> _WRITTEN PROBLEM_: Your task is to output the listing word for word, with pictures excluded.

> _DATA LINES_:
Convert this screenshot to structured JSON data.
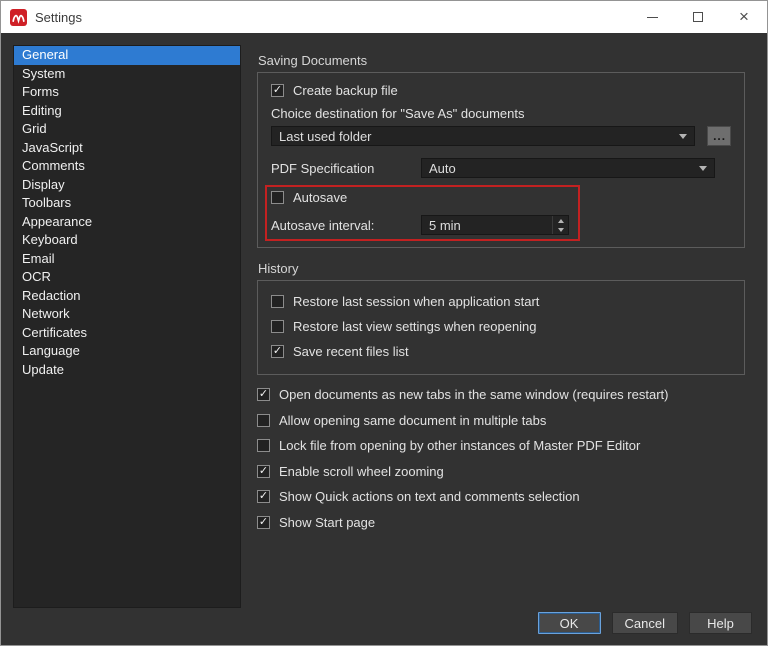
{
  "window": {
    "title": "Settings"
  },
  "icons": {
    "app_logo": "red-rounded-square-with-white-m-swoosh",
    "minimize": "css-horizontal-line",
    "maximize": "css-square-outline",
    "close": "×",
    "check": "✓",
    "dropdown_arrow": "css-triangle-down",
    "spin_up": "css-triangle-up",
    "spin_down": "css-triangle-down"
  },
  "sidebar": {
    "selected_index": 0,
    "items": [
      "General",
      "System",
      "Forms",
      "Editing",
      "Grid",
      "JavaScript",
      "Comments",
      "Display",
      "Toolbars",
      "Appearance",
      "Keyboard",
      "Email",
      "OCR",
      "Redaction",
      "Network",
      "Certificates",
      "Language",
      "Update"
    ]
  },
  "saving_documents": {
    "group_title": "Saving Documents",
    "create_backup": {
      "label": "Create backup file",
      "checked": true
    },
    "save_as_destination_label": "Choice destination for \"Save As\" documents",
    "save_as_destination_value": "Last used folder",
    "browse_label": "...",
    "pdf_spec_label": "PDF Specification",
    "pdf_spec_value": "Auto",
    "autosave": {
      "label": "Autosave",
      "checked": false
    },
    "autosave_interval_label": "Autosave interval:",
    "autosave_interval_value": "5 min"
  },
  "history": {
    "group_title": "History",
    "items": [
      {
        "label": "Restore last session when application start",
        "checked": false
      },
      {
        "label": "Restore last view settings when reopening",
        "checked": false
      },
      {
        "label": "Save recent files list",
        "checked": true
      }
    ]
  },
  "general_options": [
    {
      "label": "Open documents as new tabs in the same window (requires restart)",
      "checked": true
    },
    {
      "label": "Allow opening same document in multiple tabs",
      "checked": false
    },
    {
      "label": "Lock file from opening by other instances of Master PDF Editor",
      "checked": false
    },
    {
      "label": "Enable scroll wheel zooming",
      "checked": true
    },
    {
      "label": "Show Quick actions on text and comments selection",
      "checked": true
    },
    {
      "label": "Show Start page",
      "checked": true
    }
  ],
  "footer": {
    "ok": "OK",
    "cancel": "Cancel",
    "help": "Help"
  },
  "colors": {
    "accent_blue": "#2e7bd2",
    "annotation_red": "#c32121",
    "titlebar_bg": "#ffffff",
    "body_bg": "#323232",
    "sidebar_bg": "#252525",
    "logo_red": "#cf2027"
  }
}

> _EXERCISE RESULT_:
Convert this screenshot to structured JSON data.
{
  "window": {
    "title": "Settings"
  },
  "icons": {
    "app_logo": "red-rounded-square-with-white-m-swoosh",
    "minimize": "css-horizontal-line",
    "maximize": "css-square-outline",
    "close": "×",
    "check": "✓",
    "dropdown_arrow": "css-triangle-down",
    "spin_up": "css-triangle-up",
    "spin_down": "css-triangle-down"
  },
  "sidebar": {
    "selected_index": 0,
    "items": [
      "General",
      "System",
      "Forms",
      "Editing",
      "Grid",
      "JavaScript",
      "Comments",
      "Display",
      "Toolbars",
      "Appearance",
      "Keyboard",
      "Email",
      "OCR",
      "Redaction",
      "Network",
      "Certificates",
      "Language",
      "Update"
    ]
  },
  "saving_documents": {
    "group_title": "Saving Documents",
    "create_backup": {
      "label": "Create backup file",
      "checked": true
    },
    "save_as_destination_label": "Choice destination for \"Save As\" documents",
    "save_as_destination_value": "Last used folder",
    "browse_label": "...",
    "pdf_spec_label": "PDF Specification",
    "pdf_spec_value": "Auto",
    "autosave": {
      "label": "Autosave",
      "checked": false
    },
    "autosave_interval_label": "Autosave interval:",
    "autosave_interval_value": "5 min"
  },
  "history": {
    "group_title": "History",
    "items": [
      {
        "label": "Restore last session when application start",
        "checked": false
      },
      {
        "label": "Restore last view settings when reopening",
        "checked": false
      },
      {
        "label": "Save recent files list",
        "checked": true
      }
    ]
  },
  "general_options": [
    {
      "label": "Open documents as new tabs in the same window (requires restart)",
      "checked": true
    },
    {
      "label": "Allow opening same document in multiple tabs",
      "checked": false
    },
    {
      "label": "Lock file from opening by other instances of Master PDF Editor",
      "checked": false
    },
    {
      "label": "Enable scroll wheel zooming",
      "checked": true
    },
    {
      "label": "Show Quick actions on text and comments selection",
      "checked": true
    },
    {
      "label": "Show Start page",
      "checked": true
    }
  ],
  "footer": {
    "ok": "OK",
    "cancel": "Cancel",
    "help": "Help"
  },
  "colors": {
    "accent_blue": "#2e7bd2",
    "annotation_red": "#c32121",
    "titlebar_bg": "#ffffff",
    "body_bg": "#323232",
    "sidebar_bg": "#252525",
    "logo_red": "#cf2027"
  }
}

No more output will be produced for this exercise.